(BRIEF):
How many lines of these records hold the string "dolor"? Reply with the number alone.

— BEGIN —

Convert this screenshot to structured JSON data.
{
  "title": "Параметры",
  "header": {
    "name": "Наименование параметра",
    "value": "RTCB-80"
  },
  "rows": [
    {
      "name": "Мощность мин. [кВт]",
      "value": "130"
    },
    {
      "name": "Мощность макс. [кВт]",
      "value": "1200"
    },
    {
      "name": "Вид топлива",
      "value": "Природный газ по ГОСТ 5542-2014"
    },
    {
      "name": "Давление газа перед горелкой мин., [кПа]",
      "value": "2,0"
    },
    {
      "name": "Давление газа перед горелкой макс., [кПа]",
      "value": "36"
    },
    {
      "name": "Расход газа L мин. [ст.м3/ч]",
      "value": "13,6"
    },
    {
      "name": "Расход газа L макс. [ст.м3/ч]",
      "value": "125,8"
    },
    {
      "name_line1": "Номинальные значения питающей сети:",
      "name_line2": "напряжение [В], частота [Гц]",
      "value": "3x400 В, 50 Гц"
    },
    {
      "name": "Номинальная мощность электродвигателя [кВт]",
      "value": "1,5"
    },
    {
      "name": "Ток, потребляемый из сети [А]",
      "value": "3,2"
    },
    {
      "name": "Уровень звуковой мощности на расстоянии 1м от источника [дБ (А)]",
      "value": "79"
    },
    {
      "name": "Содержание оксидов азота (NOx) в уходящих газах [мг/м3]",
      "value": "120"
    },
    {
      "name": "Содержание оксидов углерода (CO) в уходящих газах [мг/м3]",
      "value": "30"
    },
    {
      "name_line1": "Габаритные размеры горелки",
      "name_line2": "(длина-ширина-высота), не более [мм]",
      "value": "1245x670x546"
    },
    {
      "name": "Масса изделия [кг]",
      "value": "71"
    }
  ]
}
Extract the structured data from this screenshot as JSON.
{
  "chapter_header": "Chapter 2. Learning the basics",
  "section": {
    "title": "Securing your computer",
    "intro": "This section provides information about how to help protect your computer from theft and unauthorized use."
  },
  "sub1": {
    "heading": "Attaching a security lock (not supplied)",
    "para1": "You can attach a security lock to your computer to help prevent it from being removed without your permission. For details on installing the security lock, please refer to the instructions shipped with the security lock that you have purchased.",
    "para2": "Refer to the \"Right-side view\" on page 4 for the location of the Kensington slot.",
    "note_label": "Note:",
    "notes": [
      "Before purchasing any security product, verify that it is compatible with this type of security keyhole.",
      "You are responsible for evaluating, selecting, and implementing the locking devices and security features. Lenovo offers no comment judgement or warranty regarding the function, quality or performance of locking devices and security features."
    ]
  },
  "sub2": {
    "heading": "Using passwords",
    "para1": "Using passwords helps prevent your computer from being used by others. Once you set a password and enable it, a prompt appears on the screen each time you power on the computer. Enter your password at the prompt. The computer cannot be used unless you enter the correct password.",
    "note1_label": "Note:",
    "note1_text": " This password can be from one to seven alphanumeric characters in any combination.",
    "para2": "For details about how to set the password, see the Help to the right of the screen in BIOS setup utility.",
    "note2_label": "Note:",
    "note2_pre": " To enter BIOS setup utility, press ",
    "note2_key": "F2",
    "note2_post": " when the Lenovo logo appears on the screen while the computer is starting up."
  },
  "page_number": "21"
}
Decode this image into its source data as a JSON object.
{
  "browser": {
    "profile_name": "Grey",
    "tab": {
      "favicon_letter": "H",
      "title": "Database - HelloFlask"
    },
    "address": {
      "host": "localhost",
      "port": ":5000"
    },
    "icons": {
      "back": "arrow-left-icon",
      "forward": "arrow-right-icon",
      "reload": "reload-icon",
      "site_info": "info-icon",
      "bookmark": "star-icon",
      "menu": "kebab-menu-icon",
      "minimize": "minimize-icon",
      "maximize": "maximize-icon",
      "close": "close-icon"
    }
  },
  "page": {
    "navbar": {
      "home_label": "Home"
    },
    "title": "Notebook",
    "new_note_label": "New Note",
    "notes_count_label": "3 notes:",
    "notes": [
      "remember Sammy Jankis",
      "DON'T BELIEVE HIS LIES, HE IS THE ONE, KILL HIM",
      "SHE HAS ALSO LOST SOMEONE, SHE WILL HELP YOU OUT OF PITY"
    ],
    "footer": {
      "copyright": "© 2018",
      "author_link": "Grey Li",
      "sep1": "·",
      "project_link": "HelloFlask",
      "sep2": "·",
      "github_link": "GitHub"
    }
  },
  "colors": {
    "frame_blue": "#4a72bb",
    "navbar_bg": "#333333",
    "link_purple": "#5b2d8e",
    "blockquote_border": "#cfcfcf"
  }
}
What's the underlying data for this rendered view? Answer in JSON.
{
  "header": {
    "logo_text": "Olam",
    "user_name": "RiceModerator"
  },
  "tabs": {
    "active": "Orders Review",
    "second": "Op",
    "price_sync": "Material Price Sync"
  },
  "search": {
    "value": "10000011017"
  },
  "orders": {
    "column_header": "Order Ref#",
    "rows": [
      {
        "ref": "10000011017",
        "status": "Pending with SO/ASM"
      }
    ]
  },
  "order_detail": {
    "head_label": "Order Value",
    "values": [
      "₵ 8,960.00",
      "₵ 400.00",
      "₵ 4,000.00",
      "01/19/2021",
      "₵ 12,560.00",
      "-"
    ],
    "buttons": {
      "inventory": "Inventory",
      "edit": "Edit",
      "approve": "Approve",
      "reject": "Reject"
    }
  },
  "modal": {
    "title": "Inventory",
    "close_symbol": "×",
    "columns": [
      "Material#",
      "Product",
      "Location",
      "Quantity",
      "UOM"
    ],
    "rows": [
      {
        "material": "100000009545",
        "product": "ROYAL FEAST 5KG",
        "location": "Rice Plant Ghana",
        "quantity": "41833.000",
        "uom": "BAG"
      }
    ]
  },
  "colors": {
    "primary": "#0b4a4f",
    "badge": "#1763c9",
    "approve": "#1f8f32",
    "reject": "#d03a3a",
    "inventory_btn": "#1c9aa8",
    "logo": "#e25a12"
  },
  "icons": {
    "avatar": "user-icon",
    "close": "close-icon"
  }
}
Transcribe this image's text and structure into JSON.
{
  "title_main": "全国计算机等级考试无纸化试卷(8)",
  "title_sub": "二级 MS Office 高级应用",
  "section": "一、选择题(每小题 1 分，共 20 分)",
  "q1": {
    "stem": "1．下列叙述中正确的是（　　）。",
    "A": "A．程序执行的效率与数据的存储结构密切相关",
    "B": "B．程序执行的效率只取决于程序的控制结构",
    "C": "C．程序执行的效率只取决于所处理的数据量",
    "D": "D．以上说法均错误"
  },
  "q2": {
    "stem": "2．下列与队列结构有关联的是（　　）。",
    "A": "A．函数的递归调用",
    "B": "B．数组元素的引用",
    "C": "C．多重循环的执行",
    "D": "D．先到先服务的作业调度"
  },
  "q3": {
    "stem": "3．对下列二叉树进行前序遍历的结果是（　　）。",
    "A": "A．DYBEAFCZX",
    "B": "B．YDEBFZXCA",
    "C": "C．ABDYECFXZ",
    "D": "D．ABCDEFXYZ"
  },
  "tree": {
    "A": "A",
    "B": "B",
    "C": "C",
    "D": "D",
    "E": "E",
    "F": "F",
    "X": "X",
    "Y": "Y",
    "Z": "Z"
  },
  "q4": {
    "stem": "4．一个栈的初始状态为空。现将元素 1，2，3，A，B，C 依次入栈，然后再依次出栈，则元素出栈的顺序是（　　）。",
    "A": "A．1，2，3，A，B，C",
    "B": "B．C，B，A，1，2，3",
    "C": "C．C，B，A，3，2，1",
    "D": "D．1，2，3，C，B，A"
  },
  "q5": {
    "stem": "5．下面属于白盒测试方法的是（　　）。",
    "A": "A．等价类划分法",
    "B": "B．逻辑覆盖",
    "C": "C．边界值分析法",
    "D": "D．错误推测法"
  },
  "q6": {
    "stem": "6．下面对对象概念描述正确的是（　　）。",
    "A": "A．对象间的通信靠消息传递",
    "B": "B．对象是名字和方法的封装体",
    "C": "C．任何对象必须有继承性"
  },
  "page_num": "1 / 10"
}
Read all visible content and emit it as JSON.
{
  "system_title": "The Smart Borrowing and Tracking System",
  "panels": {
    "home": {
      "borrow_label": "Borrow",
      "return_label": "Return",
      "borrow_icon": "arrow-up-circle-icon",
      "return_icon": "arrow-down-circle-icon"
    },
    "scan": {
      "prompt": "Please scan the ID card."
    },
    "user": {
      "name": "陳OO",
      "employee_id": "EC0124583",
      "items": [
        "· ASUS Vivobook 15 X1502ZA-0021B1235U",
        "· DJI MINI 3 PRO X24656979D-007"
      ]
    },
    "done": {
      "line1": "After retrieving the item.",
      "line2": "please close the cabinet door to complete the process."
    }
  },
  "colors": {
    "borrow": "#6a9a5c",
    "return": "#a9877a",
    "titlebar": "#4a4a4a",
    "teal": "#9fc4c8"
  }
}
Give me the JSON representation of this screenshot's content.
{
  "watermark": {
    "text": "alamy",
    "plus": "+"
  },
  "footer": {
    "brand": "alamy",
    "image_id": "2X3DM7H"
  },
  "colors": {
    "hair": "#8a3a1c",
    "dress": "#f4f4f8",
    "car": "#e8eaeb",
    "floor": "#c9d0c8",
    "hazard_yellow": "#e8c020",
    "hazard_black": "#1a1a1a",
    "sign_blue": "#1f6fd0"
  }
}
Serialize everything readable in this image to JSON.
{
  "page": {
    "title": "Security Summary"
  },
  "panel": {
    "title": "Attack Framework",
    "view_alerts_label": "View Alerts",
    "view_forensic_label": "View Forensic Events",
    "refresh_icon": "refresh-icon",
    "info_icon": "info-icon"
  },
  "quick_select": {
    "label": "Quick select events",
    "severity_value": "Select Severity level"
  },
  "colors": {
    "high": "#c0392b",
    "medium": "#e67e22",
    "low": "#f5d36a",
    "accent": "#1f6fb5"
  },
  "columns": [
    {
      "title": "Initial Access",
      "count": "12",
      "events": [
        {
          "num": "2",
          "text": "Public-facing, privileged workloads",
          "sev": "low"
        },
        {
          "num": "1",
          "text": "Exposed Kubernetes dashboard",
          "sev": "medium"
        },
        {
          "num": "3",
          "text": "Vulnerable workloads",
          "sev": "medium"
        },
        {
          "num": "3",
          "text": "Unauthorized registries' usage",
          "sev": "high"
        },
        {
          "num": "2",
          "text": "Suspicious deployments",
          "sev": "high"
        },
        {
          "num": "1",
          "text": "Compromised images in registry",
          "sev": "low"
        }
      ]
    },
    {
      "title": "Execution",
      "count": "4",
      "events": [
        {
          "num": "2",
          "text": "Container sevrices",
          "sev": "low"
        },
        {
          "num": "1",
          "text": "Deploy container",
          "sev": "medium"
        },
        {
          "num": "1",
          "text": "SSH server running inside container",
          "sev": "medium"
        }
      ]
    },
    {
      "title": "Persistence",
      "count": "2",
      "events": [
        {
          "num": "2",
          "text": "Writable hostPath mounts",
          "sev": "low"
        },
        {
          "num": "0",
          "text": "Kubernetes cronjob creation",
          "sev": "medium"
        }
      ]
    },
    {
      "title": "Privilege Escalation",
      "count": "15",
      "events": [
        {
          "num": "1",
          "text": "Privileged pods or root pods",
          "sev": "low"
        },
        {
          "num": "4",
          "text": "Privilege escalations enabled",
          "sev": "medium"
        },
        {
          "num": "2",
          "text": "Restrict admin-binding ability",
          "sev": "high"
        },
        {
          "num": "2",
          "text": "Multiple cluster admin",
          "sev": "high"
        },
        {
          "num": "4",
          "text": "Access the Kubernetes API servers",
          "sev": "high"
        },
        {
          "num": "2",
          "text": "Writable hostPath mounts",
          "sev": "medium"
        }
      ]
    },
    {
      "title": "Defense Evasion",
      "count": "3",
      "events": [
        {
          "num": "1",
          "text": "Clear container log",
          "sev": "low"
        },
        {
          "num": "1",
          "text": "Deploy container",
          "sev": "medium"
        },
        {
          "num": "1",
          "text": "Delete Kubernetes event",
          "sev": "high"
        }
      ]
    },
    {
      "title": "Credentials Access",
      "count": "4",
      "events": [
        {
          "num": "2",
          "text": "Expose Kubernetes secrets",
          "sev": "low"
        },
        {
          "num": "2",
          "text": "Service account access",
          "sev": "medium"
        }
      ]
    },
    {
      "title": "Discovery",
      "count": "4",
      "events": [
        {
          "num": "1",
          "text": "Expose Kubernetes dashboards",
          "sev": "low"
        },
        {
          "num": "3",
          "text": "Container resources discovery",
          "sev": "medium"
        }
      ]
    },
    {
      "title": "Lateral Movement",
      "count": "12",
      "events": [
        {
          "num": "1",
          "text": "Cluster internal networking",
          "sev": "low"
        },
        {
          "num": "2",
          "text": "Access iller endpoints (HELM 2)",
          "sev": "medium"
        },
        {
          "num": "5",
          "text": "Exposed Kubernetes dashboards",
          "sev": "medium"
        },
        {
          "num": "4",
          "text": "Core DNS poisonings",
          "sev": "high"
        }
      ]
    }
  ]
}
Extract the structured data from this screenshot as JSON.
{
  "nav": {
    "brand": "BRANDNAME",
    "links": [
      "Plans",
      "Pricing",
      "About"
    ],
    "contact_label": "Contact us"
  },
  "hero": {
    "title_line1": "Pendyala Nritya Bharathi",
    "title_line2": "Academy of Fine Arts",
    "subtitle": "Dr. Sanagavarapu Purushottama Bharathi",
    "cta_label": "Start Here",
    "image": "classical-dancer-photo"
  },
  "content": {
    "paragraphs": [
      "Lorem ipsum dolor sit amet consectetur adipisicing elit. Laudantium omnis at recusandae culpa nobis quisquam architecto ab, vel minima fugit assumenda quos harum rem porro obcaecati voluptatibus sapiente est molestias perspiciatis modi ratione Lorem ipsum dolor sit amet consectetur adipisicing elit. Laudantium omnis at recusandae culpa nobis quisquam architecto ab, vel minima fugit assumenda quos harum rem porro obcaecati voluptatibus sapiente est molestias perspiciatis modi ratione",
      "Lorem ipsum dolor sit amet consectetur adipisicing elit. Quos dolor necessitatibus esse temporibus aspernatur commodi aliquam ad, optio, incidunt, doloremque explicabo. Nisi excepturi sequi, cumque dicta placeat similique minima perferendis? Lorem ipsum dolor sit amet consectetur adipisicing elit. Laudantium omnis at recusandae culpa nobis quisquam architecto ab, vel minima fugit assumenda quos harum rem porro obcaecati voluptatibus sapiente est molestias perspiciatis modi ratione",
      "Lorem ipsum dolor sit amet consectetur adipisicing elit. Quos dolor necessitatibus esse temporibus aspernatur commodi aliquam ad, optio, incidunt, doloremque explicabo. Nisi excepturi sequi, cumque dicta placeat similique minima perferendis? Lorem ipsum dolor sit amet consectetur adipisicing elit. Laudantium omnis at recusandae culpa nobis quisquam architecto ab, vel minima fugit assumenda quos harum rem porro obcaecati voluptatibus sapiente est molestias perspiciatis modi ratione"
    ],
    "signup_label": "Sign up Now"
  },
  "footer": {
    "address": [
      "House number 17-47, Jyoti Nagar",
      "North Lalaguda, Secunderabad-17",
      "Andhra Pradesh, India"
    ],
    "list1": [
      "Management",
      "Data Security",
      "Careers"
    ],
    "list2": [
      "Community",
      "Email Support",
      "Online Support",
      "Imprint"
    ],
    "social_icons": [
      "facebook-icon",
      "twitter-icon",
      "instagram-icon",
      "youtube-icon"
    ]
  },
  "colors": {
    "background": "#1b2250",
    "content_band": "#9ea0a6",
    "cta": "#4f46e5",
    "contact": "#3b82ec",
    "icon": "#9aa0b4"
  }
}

— END —

(ANSWER TO THE TASK):
3